[Begin Entries shown]

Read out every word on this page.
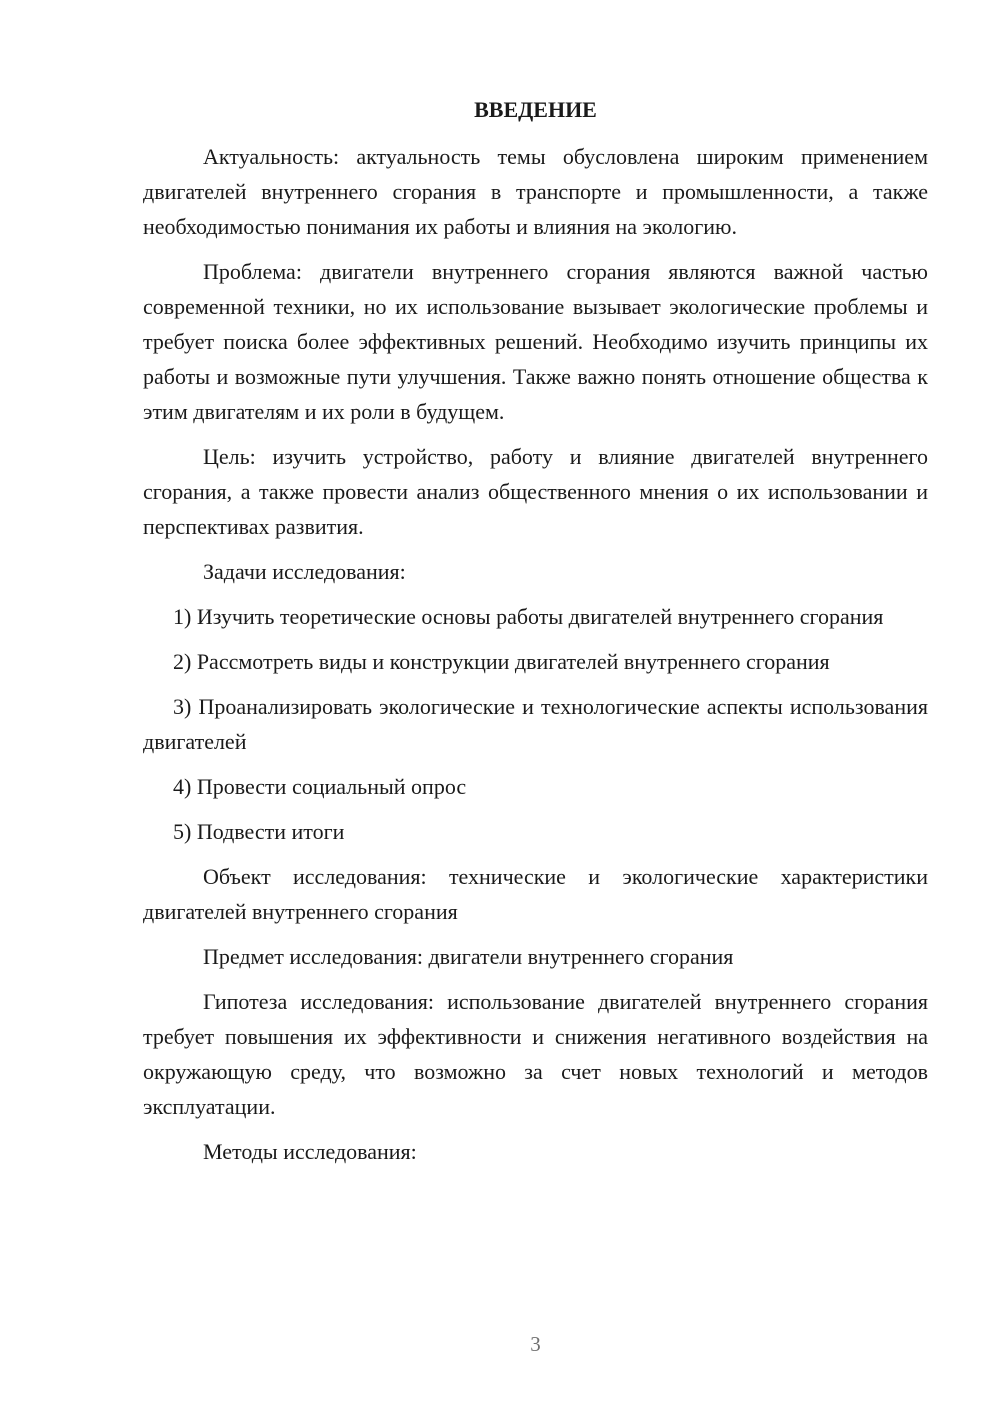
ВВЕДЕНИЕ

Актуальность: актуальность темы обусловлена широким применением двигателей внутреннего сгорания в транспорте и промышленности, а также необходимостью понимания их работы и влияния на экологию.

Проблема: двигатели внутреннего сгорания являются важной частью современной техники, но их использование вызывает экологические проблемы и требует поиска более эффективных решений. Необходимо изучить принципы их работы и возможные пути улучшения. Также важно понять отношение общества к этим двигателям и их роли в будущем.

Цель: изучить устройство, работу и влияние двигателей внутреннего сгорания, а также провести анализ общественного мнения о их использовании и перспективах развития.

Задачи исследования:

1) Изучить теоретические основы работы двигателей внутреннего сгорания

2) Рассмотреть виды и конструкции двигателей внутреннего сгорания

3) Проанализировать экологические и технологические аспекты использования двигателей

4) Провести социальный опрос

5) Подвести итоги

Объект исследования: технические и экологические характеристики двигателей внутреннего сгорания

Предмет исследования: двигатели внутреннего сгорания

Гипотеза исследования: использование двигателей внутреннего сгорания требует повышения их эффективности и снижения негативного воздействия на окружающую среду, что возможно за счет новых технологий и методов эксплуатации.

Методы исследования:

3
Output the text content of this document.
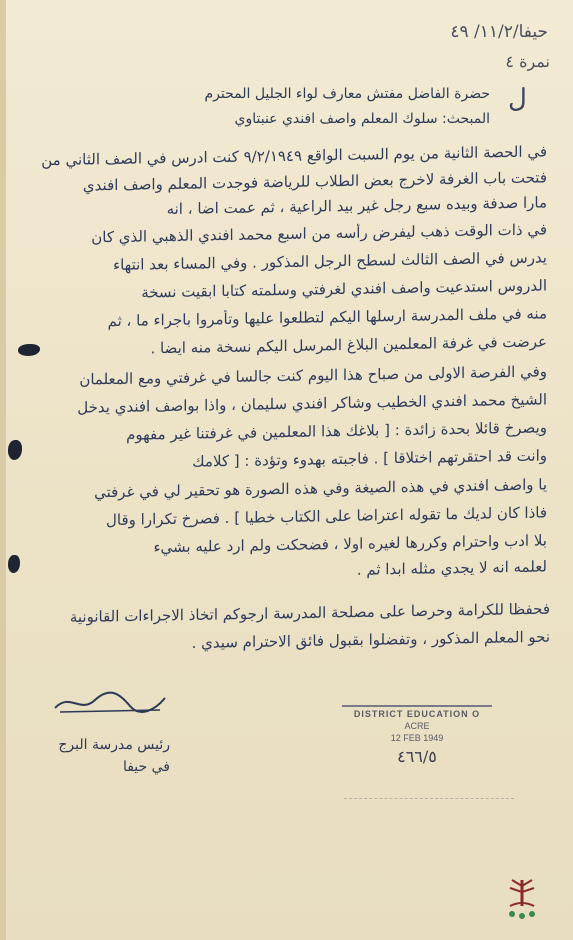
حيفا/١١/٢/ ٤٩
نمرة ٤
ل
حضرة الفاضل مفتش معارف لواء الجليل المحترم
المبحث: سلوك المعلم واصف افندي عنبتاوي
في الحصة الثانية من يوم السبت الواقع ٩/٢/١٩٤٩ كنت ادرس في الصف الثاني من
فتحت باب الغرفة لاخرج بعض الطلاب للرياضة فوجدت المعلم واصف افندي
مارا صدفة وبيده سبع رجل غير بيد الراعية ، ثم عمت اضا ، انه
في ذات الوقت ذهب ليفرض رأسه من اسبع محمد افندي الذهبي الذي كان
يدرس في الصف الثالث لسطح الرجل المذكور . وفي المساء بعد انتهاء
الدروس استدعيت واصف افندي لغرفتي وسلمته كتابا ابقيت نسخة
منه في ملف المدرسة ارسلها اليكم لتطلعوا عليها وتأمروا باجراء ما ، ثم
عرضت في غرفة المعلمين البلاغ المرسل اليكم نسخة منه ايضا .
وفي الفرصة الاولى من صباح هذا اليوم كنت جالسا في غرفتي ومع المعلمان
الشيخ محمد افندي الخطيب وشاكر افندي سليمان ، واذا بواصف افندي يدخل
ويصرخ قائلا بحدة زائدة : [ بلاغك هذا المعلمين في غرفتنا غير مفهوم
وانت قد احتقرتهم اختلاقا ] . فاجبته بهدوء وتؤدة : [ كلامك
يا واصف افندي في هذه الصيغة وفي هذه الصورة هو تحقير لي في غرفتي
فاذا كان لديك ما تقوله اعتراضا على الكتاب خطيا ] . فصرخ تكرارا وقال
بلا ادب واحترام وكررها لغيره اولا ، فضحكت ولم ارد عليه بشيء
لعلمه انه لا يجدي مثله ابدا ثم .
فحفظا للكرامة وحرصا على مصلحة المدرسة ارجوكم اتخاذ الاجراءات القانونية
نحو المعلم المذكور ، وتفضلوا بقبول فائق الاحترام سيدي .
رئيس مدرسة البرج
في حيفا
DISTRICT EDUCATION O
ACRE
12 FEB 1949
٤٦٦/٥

[End Entries shown]
[Begin Entries shown]

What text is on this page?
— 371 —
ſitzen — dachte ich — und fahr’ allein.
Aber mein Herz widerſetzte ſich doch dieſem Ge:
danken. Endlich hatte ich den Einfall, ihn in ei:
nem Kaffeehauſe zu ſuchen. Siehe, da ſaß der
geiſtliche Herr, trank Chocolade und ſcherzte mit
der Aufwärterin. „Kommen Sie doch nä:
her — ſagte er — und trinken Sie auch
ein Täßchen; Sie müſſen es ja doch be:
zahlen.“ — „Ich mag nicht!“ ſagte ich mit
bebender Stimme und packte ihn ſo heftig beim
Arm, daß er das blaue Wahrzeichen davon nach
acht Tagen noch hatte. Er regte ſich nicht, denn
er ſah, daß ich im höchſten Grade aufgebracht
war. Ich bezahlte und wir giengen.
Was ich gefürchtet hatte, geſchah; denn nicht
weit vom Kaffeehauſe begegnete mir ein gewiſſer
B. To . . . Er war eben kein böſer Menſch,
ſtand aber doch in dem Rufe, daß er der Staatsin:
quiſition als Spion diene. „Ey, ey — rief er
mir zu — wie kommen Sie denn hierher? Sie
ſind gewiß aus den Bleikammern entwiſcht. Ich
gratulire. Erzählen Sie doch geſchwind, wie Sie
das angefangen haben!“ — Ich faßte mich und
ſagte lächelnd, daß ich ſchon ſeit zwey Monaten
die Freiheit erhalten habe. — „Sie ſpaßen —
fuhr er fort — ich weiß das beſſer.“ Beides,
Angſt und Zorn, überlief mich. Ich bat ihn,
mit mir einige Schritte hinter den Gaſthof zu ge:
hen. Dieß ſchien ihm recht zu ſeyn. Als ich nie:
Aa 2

[End Entries shown]

### Exercise instructions
Go through the records line by line and count those containing the string "ſagte". Give only the total.

### Task output
3